(Exercise brief):
Your copy of the material must match it exactly, except that pictures are dropped.

====== Provided records ======

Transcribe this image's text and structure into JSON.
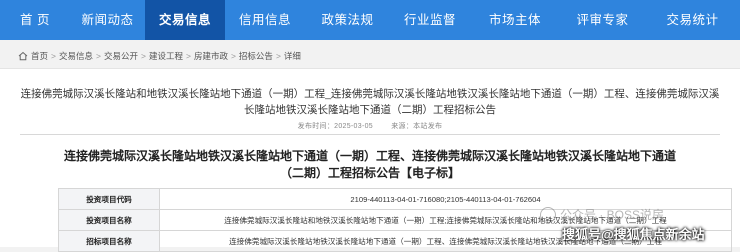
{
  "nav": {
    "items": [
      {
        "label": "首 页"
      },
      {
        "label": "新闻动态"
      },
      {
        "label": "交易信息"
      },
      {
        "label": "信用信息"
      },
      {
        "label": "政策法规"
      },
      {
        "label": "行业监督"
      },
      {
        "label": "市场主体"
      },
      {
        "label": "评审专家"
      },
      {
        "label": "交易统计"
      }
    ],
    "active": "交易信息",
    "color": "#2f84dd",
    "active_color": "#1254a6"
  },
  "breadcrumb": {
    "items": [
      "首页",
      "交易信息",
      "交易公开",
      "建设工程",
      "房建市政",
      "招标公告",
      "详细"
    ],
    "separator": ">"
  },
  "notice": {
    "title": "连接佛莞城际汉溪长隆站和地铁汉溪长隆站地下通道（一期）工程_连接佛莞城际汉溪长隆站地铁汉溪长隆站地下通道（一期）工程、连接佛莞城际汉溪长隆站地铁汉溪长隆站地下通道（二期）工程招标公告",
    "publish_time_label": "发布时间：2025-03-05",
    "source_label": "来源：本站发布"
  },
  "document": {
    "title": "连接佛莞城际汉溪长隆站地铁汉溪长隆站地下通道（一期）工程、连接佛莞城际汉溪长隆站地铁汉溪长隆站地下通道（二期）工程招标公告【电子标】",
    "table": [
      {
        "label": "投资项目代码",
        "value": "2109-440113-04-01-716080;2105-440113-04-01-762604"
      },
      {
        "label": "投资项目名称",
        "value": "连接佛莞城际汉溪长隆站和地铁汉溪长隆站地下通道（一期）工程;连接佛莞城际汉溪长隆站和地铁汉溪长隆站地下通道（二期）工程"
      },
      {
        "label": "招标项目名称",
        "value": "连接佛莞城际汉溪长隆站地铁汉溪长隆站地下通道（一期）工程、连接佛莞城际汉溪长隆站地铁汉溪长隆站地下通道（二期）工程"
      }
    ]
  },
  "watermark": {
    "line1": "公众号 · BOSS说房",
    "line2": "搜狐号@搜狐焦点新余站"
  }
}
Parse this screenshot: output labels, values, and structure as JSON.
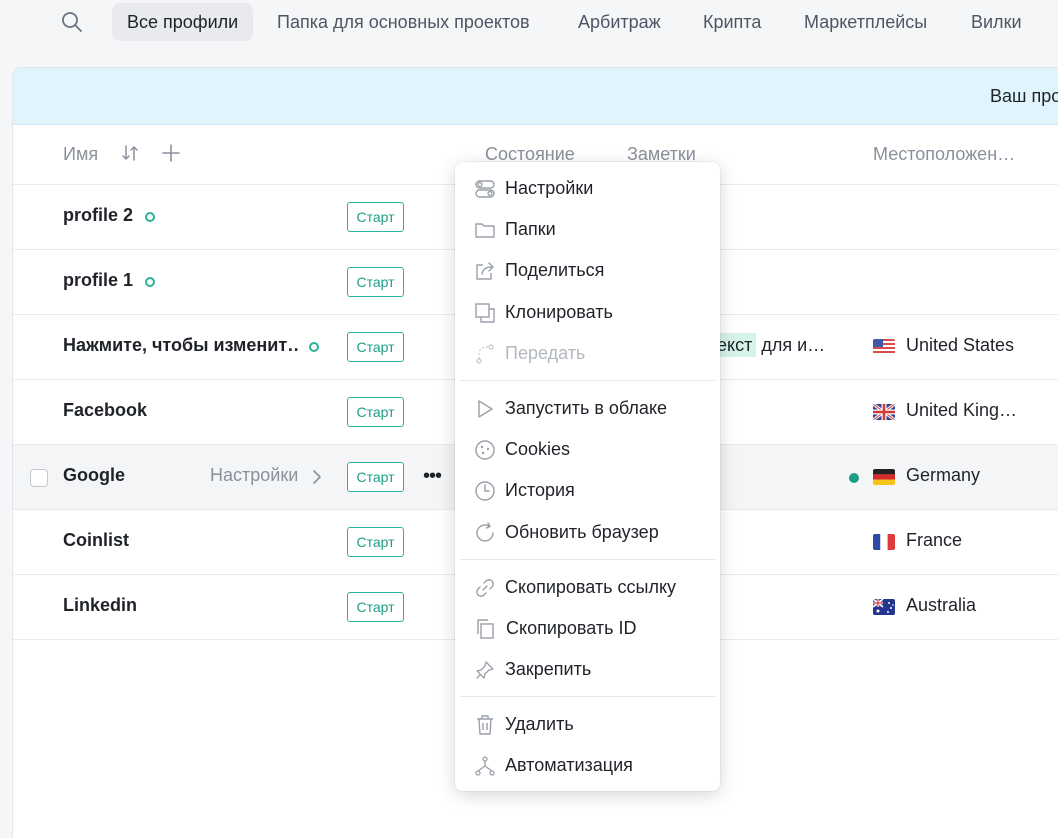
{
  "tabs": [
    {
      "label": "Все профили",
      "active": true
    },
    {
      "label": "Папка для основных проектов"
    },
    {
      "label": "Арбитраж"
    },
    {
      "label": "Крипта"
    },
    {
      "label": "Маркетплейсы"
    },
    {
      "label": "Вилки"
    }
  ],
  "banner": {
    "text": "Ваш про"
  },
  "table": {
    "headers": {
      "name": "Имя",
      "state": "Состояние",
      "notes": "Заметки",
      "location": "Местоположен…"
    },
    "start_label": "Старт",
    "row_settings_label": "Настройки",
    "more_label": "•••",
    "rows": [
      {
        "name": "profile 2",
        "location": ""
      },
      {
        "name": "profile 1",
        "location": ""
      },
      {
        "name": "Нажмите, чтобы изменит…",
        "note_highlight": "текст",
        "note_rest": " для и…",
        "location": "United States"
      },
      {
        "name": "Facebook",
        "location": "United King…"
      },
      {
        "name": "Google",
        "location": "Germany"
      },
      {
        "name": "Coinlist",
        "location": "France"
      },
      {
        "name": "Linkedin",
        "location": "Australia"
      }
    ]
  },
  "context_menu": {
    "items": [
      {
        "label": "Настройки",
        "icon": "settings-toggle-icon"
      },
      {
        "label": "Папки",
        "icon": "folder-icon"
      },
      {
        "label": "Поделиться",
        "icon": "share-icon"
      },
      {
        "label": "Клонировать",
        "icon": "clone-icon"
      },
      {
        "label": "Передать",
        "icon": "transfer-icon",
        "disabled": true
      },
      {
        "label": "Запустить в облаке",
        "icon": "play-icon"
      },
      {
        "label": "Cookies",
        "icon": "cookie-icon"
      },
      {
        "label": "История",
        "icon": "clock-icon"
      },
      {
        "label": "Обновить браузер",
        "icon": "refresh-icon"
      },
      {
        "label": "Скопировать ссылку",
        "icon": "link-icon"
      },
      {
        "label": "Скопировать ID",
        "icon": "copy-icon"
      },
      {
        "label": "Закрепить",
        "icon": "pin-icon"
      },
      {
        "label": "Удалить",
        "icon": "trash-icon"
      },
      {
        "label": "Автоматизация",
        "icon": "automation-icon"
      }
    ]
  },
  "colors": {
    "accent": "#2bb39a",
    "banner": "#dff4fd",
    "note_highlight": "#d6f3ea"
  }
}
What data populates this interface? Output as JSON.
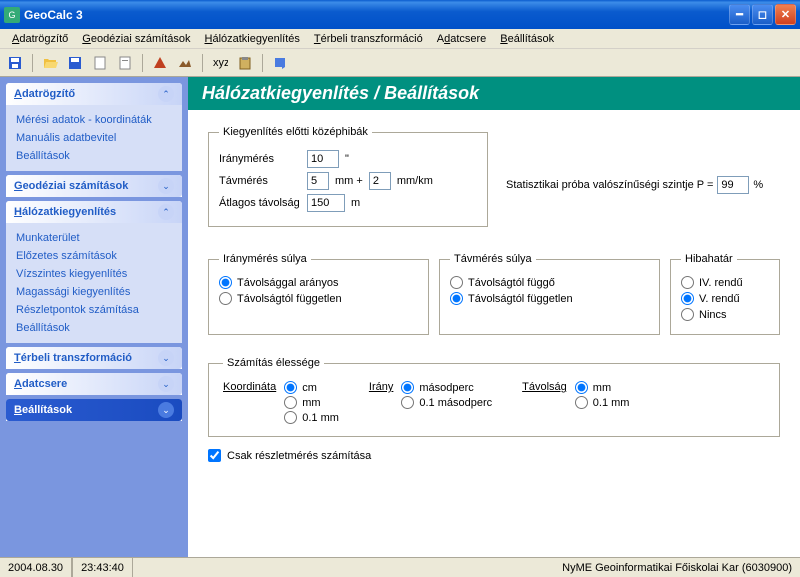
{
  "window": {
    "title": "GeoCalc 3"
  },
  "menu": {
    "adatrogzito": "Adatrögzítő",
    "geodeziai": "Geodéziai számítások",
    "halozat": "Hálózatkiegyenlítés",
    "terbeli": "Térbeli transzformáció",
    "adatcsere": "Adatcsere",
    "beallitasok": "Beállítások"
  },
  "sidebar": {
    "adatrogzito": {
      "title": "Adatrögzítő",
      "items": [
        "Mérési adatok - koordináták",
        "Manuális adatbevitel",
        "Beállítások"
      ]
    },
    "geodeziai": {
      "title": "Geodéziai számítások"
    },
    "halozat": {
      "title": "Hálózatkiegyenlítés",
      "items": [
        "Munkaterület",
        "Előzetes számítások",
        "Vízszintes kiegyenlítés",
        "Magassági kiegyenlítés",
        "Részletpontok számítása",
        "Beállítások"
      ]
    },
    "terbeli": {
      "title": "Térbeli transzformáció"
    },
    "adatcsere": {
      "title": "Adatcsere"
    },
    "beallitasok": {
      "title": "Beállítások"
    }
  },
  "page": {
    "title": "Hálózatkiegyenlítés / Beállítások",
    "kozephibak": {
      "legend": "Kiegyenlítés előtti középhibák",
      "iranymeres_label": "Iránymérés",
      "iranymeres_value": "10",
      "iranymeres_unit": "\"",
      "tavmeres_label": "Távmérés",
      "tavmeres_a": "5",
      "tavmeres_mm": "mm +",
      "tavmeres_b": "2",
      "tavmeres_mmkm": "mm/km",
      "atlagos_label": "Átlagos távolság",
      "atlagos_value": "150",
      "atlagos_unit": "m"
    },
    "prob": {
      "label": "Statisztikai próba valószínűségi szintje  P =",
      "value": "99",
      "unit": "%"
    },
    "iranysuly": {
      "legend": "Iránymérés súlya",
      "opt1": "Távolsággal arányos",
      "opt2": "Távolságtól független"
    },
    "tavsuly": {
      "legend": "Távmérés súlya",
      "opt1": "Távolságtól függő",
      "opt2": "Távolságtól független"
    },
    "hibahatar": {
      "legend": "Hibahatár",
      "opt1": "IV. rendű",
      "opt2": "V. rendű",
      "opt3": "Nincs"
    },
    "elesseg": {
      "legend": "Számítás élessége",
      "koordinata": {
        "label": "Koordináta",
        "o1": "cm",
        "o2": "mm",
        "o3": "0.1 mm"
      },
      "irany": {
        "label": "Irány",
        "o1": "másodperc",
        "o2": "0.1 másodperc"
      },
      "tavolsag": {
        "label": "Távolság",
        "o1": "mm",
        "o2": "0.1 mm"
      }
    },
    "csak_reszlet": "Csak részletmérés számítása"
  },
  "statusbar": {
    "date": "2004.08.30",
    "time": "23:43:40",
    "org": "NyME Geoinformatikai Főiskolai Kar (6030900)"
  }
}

======

(Correct output):
Transcribe this image's text and structure into JSON.
{
  "nav": {
    "items": [
      {
        "label": "首 页"
      },
      {
        "label": "新闻动态"
      },
      {
        "label": "交易信息"
      },
      {
        "label": "信用信息"
      },
      {
        "label": "政策法规"
      },
      {
        "label": "行业监督"
      },
      {
        "label": "市场主体"
      },
      {
        "label": "评审专家"
      },
      {
        "label": "交易统计"
      }
    ],
    "active": "交易信息",
    "color": "#2f84dd",
    "active_color": "#1254a6"
  },
  "breadcrumb": {
    "items": [
      "首页",
      "交易信息",
      "交易公开",
      "建设工程",
      "房建市政",
      "招标公告",
      "详细"
    ],
    "separator": ">"
  },
  "notice": {
    "title": "连接佛莞城际汉溪长隆站和地铁汉溪长隆站地下通道（一期）工程_连接佛莞城际汉溪长隆站地铁汉溪长隆站地下通道（一期）工程、连接佛莞城际汉溪长隆站地铁汉溪长隆站地下通道（二期）工程招标公告",
    "publish_time_label": "发布时间：2025-03-05",
    "source_label": "来源：本站发布"
  },
  "document": {
    "title": "连接佛莞城际汉溪长隆站地铁汉溪长隆站地下通道（一期）工程、连接佛莞城际汉溪长隆站地铁汉溪长隆站地下通道（二期）工程招标公告【电子标】",
    "table": [
      {
        "label": "投资项目代码",
        "value": "2109-440113-04-01-716080;2105-440113-04-01-762604"
      },
      {
        "label": "投资项目名称",
        "value": "连接佛莞城际汉溪长隆站和地铁汉溪长隆站地下通道（一期）工程;连接佛莞城际汉溪长隆站和地铁汉溪长隆站地下通道（二期）工程"
      },
      {
        "label": "招标项目名称",
        "value": "连接佛莞城际汉溪长隆站地铁汉溪长隆站地下通道（一期）工程、连接佛莞城际汉溪长隆站地铁汉溪长隆站地下通道（二期）工程"
      }
    ]
  },
  "watermark": {
    "line1": "公众号 · BOSS说房",
    "line2": "搜狐号@搜狐焦点新余站"
  }
}
Parse this screenshot: output labels, values, and structure as JSON.
{
  "tabs": [
    {
      "label": "Все профили",
      "active": true
    },
    {
      "label": "Папка для основных проектов"
    },
    {
      "label": "Арбитраж"
    },
    {
      "label": "Крипта"
    },
    {
      "label": "Маркетплейсы"
    },
    {
      "label": "Вилки"
    }
  ],
  "banner": {
    "text": "Ваш про"
  },
  "table": {
    "headers": {
      "name": "Имя",
      "state": "Состояние",
      "notes": "Заметки",
      "location": "Местоположен…"
    },
    "start_label": "Старт",
    "row_settings_label": "Настройки",
    "more_label": "•••",
    "rows": [
      {
        "name": "profile 2",
        "location": ""
      },
      {
        "name": "profile 1",
        "location": ""
      },
      {
        "name": "Нажмите, чтобы изменит…",
        "note_highlight": "текст",
        "note_rest": " для и…",
        "location": "United States"
      },
      {
        "name": "Facebook",
        "location": "United King…"
      },
      {
        "name": "Google",
        "location": "Germany"
      },
      {
        "name": "Coinlist",
        "location": "France"
      },
      {
        "name": "Linkedin",
        "location": "Australia"
      }
    ]
  },
  "context_menu": {
    "items": [
      {
        "label": "Настройки",
        "icon": "settings-toggle-icon"
      },
      {
        "label": "Папки",
        "icon": "folder-icon"
      },
      {
        "label": "Поделиться",
        "icon": "share-icon"
      },
      {
        "label": "Клонировать",
        "icon": "clone-icon"
      },
      {
        "label": "Передать",
        "icon": "transfer-icon",
        "disabled": true
      },
      {
        "label": "Запустить в облаке",
        "icon": "play-icon"
      },
      {
        "label": "Cookies",
        "icon": "cookie-icon"
      },
      {
        "label": "История",
        "icon": "clock-icon"
      },
      {
        "label": "Обновить браузер",
        "icon": "refresh-icon"
      },
      {
        "label": "Скопировать ссылку",
        "icon": "link-icon"
      },
      {
        "label": "Скопировать ID",
        "icon": "copy-icon"
      },
      {
        "label": "Закрепить",
        "icon": "pin-icon"
      },
      {
        "label": "Удалить",
        "icon": "trash-icon"
      },
      {
        "label": "Автоматизация",
        "icon": "automation-icon"
      }
    ]
  },
  "colors": {
    "accent": "#2bb39a",
    "banner": "#dff4fd",
    "note_highlight": "#d6f3ea"
  }
}
What data populates this interface? Output as JSON.
{
  "window": {
    "title": "GeoCalc 3"
  },
  "menu": {
    "adatrogzito": "Adatrögzítő",
    "geodeziai": "Geodéziai számítások",
    "halozat": "Hálózatkiegyenlítés",
    "terbeli": "Térbeli transzformáció",
    "adatcsere": "Adatcsere",
    "beallitasok": "Beállítások"
  },
  "sidebar": {
    "adatrogzito": {
      "title": "Adatrögzítő",
      "items": [
        "Mérési adatok - koordináták",
        "Manuális adatbevitel",
        "Beállítások"
      ]
    },
    "geodeziai": {
      "title": "Geodéziai számítások"
    },
    "halozat": {
      "title": "Hálózatkiegyenlítés",
      "items": [
        "Munkaterület",
        "Előzetes számítások",
        "Vízszintes kiegyenlítés",
        "Magassági kiegyenlítés",
        "Részletpontok számítása",
        "Beállítások"
      ]
    },
    "terbeli": {
      "title": "Térbeli transzformáció"
    },
    "adatcsere": {
      "title": "Adatcsere"
    },
    "beallitasok": {
      "title": "Beállítások"
    }
  },
  "page": {
    "title": "Hálózatkiegyenlítés / Beállítások",
    "kozephibak": {
      "legend": "Kiegyenlítés előtti középhibák",
      "iranymeres_label": "Iránymérés",
      "iranymeres_value": "10",
      "iranymeres_unit": "\"",
      "tavmeres_label": "Távmérés",
      "tavmeres_a": "5",
      "tavmeres_mm": "mm +",
      "tavmeres_b": "2",
      "tavmeres_mmkm": "mm/km",
      "atlagos_label": "Átlagos távolság",
      "atlagos_value": "150",
      "atlagos_unit": "m"
    },
    "prob": {
      "label": "Statisztikai próba valószínűségi szintje  P =",
      "value": "99",
      "unit": "%"
    },
    "iranysuly": {
      "legend": "Iránymérés súlya",
      "opt1": "Távolsággal arányos",
      "opt2": "Távolságtól független"
    },
    "tavsuly": {
      "legend": "Távmérés súlya",
      "opt1": "Távolságtól függő",
      "opt2": "Távolságtól független"
    },
    "hibahatar": {
      "legend": "Hibahatár",
      "opt1": "IV. rendű",
      "opt2": "V. rendű",
      "opt3": "Nincs"
    },
    "elesseg": {
      "legend": "Számítás élessége",
      "koordinata": {
        "label": "Koordináta",
        "o1": "cm",
        "o2": "mm",
        "o3": "0.1 mm"
      },
      "irany": {
        "label": "Irány",
        "o1": "másodperc",
        "o2": "0.1 másodperc"
      },
      "tavolsag": {
        "label": "Távolság",
        "o1": "mm",
        "o2": "0.1 mm"
      }
    },
    "csak_reszlet": "Csak részletmérés számítása"
  },
  "statusbar": {
    "date": "2004.08.30",
    "time": "23:43:40",
    "org": "NyME Geoinformatikai Főiskolai Kar (6030900)"
  }
}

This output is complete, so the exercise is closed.